Data records:
------------------------------------

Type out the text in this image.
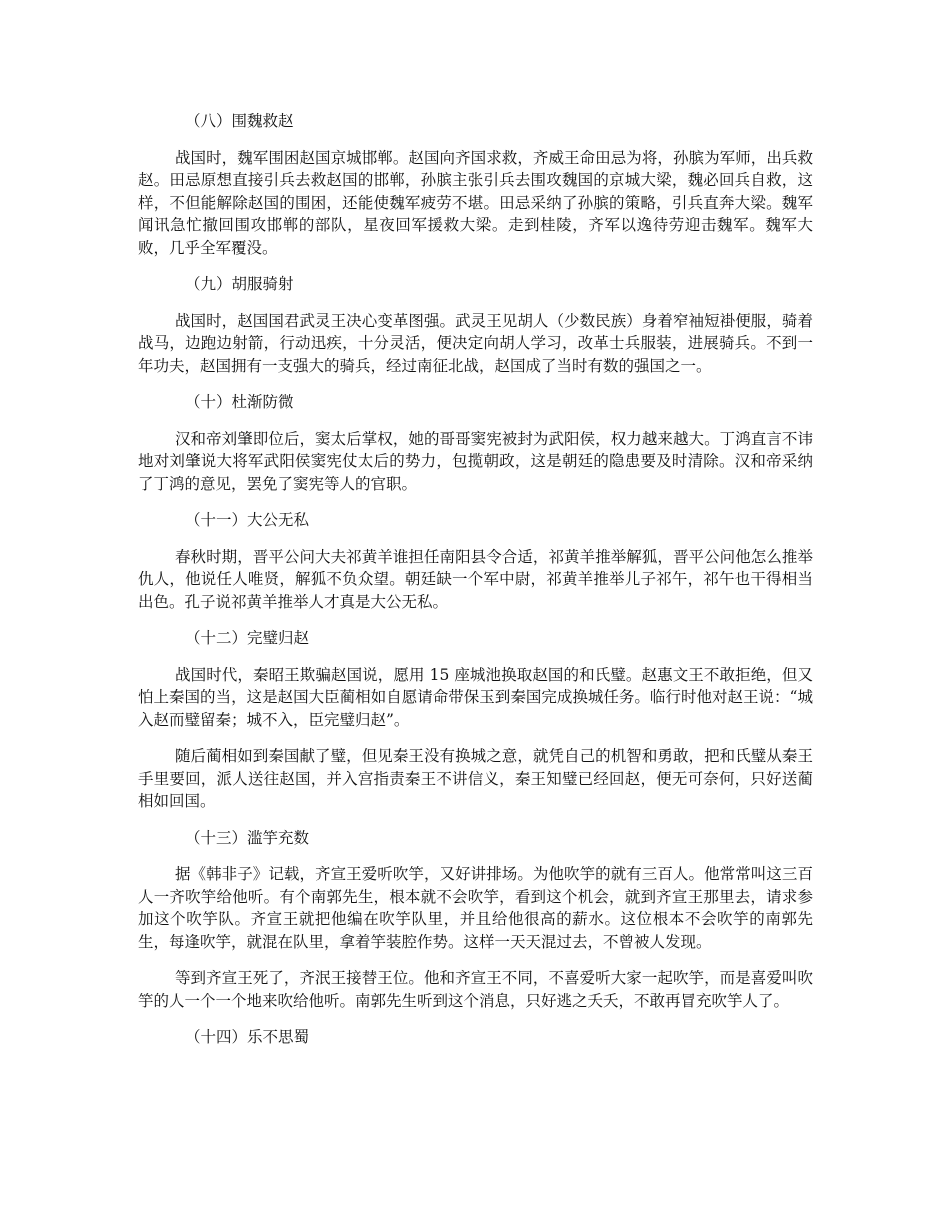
（八）围魏救赵

战国时，魏军围困赵国京城邯郸。赵国向齐国求救，齐威王命田忌为将，孙膑为军师，出兵救赵。田忌原想直接引兵去救赵国的邯郸，孙膑主张引兵去围攻魏国的京城大梁，魏必回兵自救，这样，不但能解除赵国的围困，还能使魏军疲劳不堪。田忌采纳了孙膑的策略，引兵直奔大梁。魏军闻讯急忙撤回围攻邯郸的部队，星夜回军援救大梁。走到桂陵，齐军以逸待劳迎击魏军。魏军大败，几乎全军覆没。

（九）胡服骑射

战国时，赵国国君武灵王决心变革图强。武灵王见胡人（少数民族）身着窄袖短褂便服，骑着战马，边跑边射箭，行动迅疾，十分灵活，便决定向胡人学习，改革士兵服装，进展骑兵。不到一年功夫，赵国拥有一支强大的骑兵，经过南征北战，赵国成了当时有数的强国之一。

（十）杜渐防微

汉和帝刘肇即位后，窦太后掌权，她的哥哥窦宪被封为武阳侯，权力越来越大。丁鸿直言不讳地对刘肇说大将军武阳侯窦宪仗太后的势力，包揽朝政，这是朝廷的隐患要及时清除。汉和帝采纳了丁鸿的意见，罢免了窦宪等人的官职。

（十一）大公无私

春秋时期，晋平公问大夫祁黄羊谁担任南阳县令合适，祁黄羊推举解狐，晋平公问他怎么推举仇人，他说任人唯贤，解狐不负众望。朝廷缺一个军中尉，祁黄羊推举儿子祁午，祁午也干得相当出色。孔子说祁黄羊推举人才真是大公无私。

（十二）完璧归赵

战国时代，秦昭王欺骗赵国说，愿用 15 座城池换取赵国的和氏璧。赵惠文王不敢拒绝，但又怕上秦国的当，这是赵国大臣蔺相如自愿请命带保玉到秦国完成换城任务。临行时他对赵王说：“城入赵而璧留秦；城不入，臣完璧归赵”。

随后蔺相如到秦国献了璧，但见秦王没有换城之意，就凭自己的机智和勇敢，把和氏璧从秦王手里要回，派人送往赵国，并入宫指责秦王不讲信义，秦王知璧已经回赵，便无可奈何，只好送蔺相如回国。

（十三）滥竽充数

据《韩非子》记载，齐宣王爱听吹竽，又好讲排场。为他吹竽的就有三百人。他常常叫这三百人一齐吹竽给他听。有个南郭先生，根本就不会吹竽，看到这个机会，就到齐宣王那里去，请求参加这个吹竽队。齐宣王就把他编在吹竽队里，并且给他很高的薪水。这位根本不会吹竽的南郭先生，每逢吹竽，就混在队里，拿着竽装腔作势。这样一天天混过去，不曾被人发现。

等到齐宣王死了，齐泯王接替王位。他和齐宣王不同，不喜爱听大家一起吹竽，而是喜爱叫吹竽的人一个一个地来吹给他听。南郭先生听到这个消息，只好逃之夭夭，不敢再冒充吹竽人了。

（十四）乐不思蜀
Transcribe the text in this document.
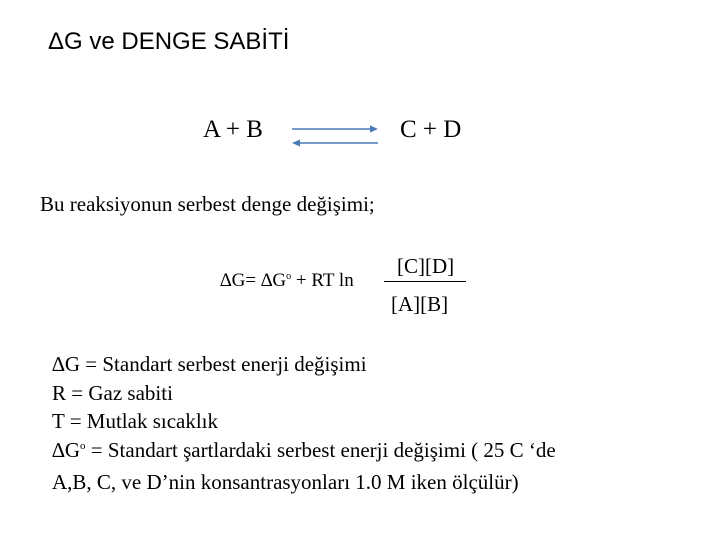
ΔG ve DENGE SABİTİ
A + B	C + D
Bu reaksiyonun serbest denge değişimi;
$\Delta G= \Delta G^o$ + RT ln
[C][D]
[A][B]
∆G = Standart serbest enerji değişimi
R = Gaz sabiti
T = Mutlak sıcaklık
$\Delta G^o$ = Standart şartlardaki serbest enerji değişimi ( 25 C ‘de
A,B, C, ve D’nin konsantrasyonları 1.0 M iken ölçülür)
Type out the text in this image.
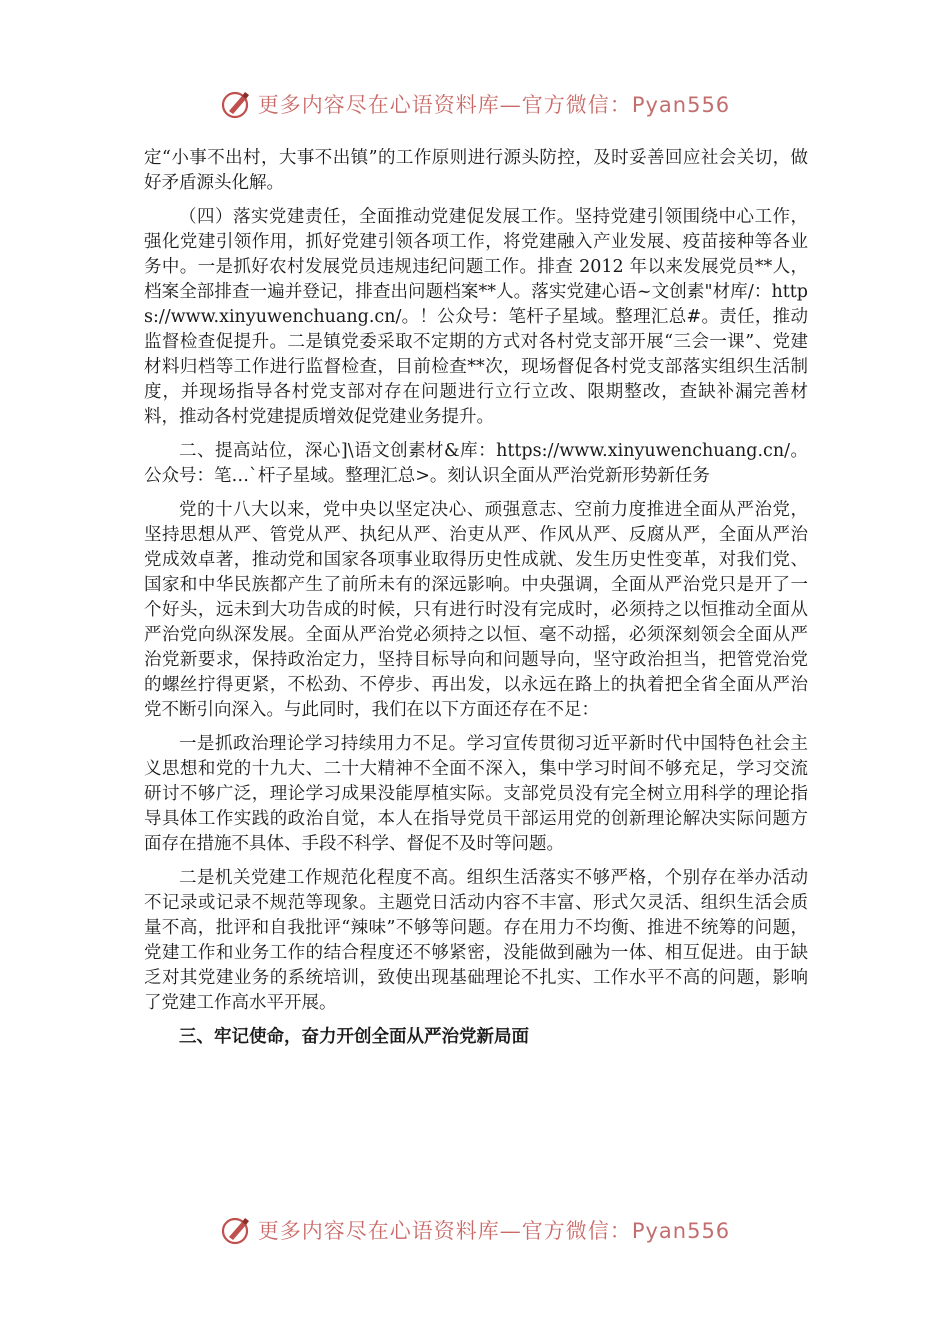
更多内容尽在心语资料库—官方微信：Pyan556

定“小事不出村，大事不出镇”的工作原则进行源头防控，及时妥善回应社会关切，做好矛盾源头化解。

（四）落实党建责任，全面推动党建促发展工作。坚持党建引领围绕中心工作，强化党建引领作用，抓好党建引领各项工作，将党建融入产业发展、疫苗接种等各业务中。一是抓好农村发展党员违规违纪问题工作。排查 2012 年以来发展党员**人，档案全部排查一遍并登记，排查出问题档案**人。落实党建心语~文创素"材库/：https://www.xinyuwenchuang.cn/。！公众号：笔杆子星域。整理汇总#。责任，推动监督检查促提升。二是镇党委采取不定期的方式对各村党支部开展“三会一课”、党建材料归档等工作进行监督检查，目前检查**次，现场督促各村党支部落实组织生活制度，并现场指导各村党支部对存在问题进行立行立改、限期整改，查缺补漏完善材料，推动各村党建提质增效促党建业务提升。

二、提高站位，深心]\语文创素材&库：https://www.xinyuwenchuang.cn/。公众号：笔…`杆子星域。整理汇总>。刻认识全面从严治党新形势新任务

党的十八大以来，党中央以坚定决心、顽强意志、空前力度推进全面从严治党，坚持思想从严、管党从严、执纪从严、治吏从严、作风从严、反腐从严，全面从严治党成效卓著，推动党和国家各项事业取得历史性成就、发生历史性变革，对我们党、国家和中华民族都产生了前所未有的深远影响。中央强调，全面从严治党只是开了一个好头，远未到大功告成的时候，只有进行时没有完成时，必须持之以恒推动全面从严治党向纵深发展。全面从严治党必须持之以恒、毫不动摇，必须深刻领会全面从严治党新要求，保持政治定力，坚持目标导向和问题导向，坚守政治担当，把管党治党的螺丝拧得更紧，不松劲、不停步、再出发，以永远在路上的执着把全省全面从严治党不断引向深入。与此同时，我们在以下方面还存在不足：

一是抓政治理论学习持续用力不足。学习宣传贯彻习近平新时代中国特色社会主义思想和党的十九大、二十大精神不全面不深入，集中学习时间不够充足，学习交流研讨不够广泛，理论学习成果没能厚植实际。支部党员没有完全树立用科学的理论指导具体工作实践的政治自觉，本人在指导党员干部运用党的创新理论解决实际问题方面存在措施不具体、手段不科学、督促不及时等问题。

二是机关党建工作规范化程度不高。组织生活落实不够严格，个别存在举办活动不记录或记录不规范等现象。主题党日活动内容不丰富、形式欠灵活、组织生活会质量不高，批评和自我批评“辣味”不够等问题。存在用力不均衡、推进不统筹的问题，党建工作和业务工作的结合程度还不够紧密，没能做到融为一体、相互促进。由于缺乏对其党建业务的系统培训，致使出现基础理论不扎实、工作水平不高的问题，影响了党建工作高水平开展。

三、牢记使命，奋力开创全面从严治党新局面

更多内容尽在心语资料库—官方微信：Pyan556
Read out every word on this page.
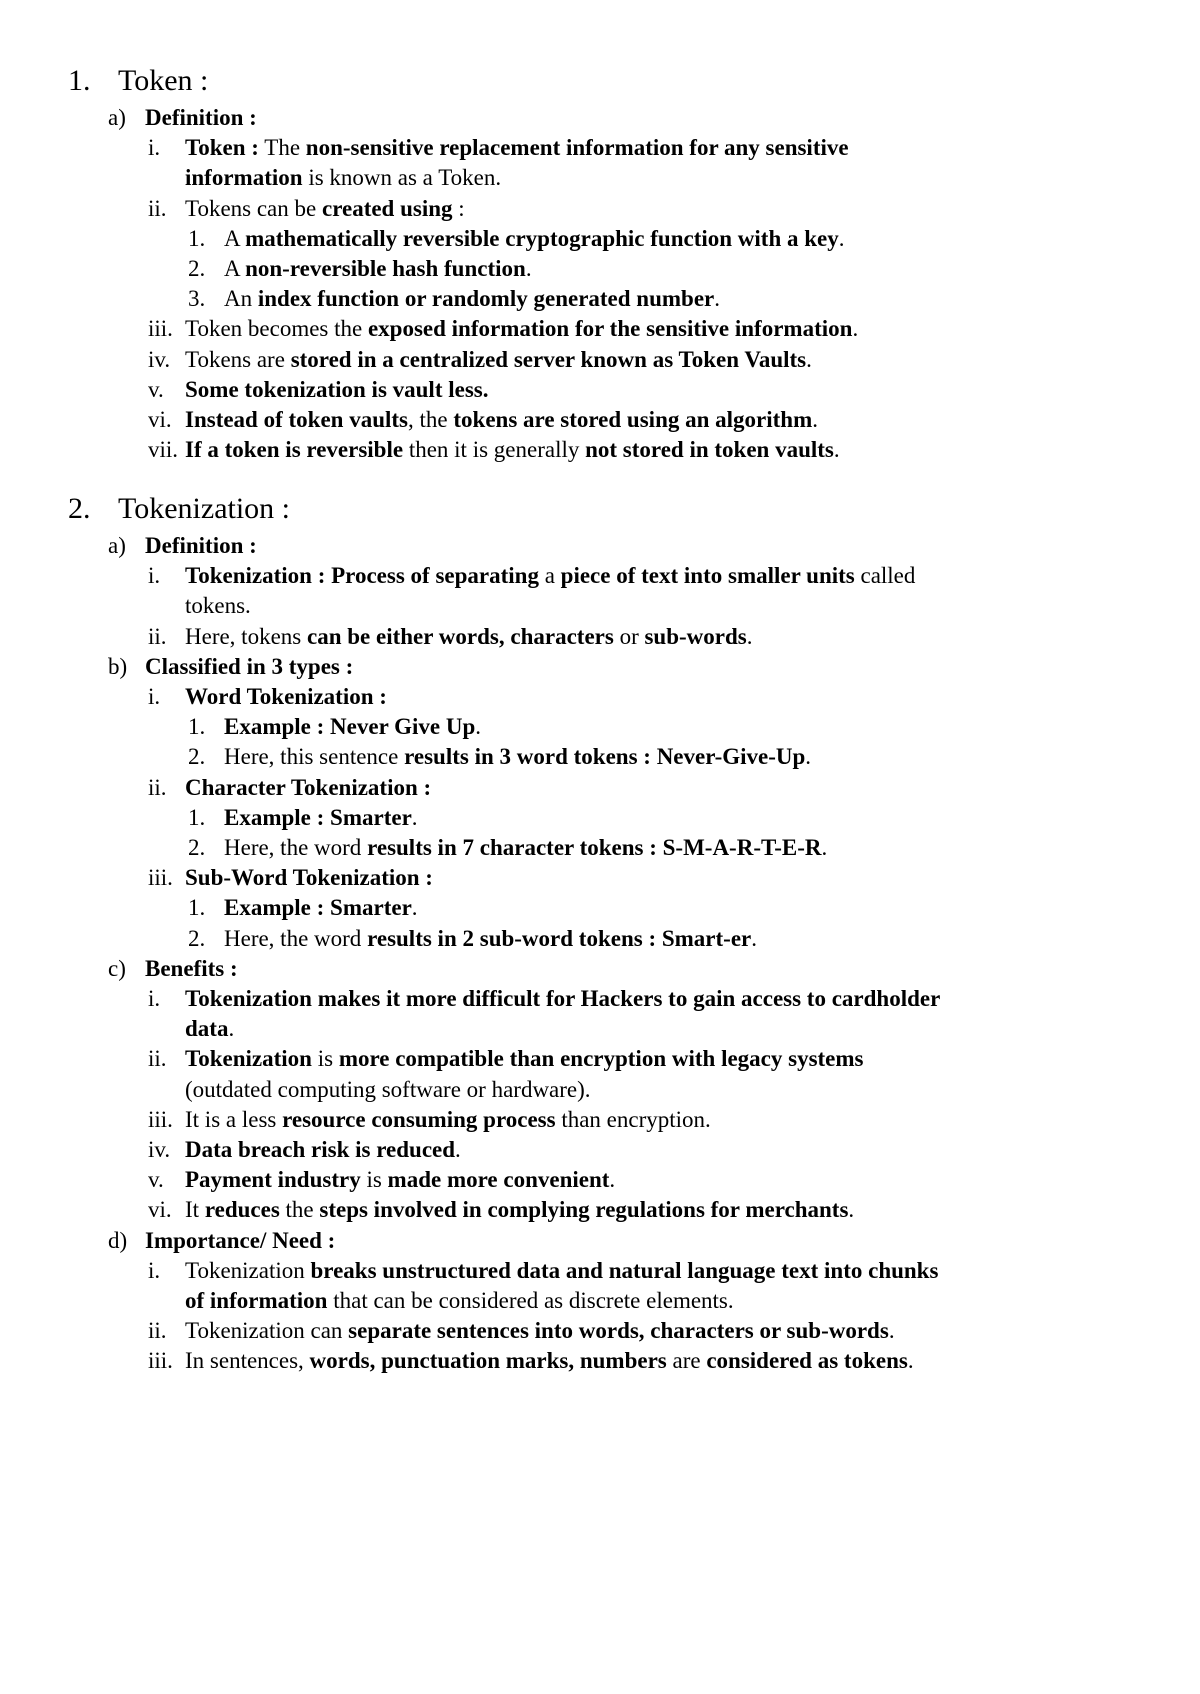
1. Token :
a) Definition :
i. Token : The non-sensitive replacement information for any sensitive
information is known as a Token.
ii. Tokens can be created using :
1. A mathematically reversible cryptographic function with a key.
2. A non-reversible hash function.
3. An index function or randomly generated number.
iii. Token becomes the exposed information for the sensitive information.
iv. Tokens are stored in a centralized server known as Token Vaults.
v. Some tokenization is vault less.
vi. Instead of token vaults, the tokens are stored using an algorithm.
vii. If a token is reversible then it is generally not stored in token vaults.
2. Tokenization :
a) Definition :
i. Tokenization : Process of separating a piece of text into smaller units called
tokens.
ii. Here, tokens can be either words, characters or sub-words.
b) Classified in 3 types :
i. Word Tokenization :
1. Example : Never Give Up.
2. Here, this sentence results in 3 word tokens : Never-Give-Up.
ii. Character Tokenization :
1. Example : Smarter.
2. Here, the word results in 7 character tokens : S-M-A-R-T-E-R.
iii. Sub-Word Tokenization :
1. Example : Smarter.
2. Here, the word results in 2 sub-word tokens : Smart-er.
c) Benefits :
i. Tokenization makes it more difficult for Hackers to gain access to cardholder
data.
ii. Tokenization is more compatible than encryption with legacy systems
(outdated computing software or hardware).
iii. It is a less resource consuming process than encryption.
iv. Data breach risk is reduced.
v. Payment industry is made more convenient.
vi. It reduces the steps involved in complying regulations for merchants.
d) Importance/ Need :
i. Tokenization breaks unstructured data and natural language text into chunks
of information that can be considered as discrete elements.
ii. Tokenization can separate sentences into words, characters or sub-words.
iii. In sentences, words, punctuation marks, numbers are considered as tokens.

------------------------------------

TASK DETAILS: Using the entries above, return each line in which the word "stored" occurs.

EXPECTED ANSWER:
iv. Tokens are stored in a centralized server known as Token Vaults.
vi. Instead of token vaults, the tokens are stored using an algorithm.
vii. If a token is reversible then it is generally not stored in token vaults.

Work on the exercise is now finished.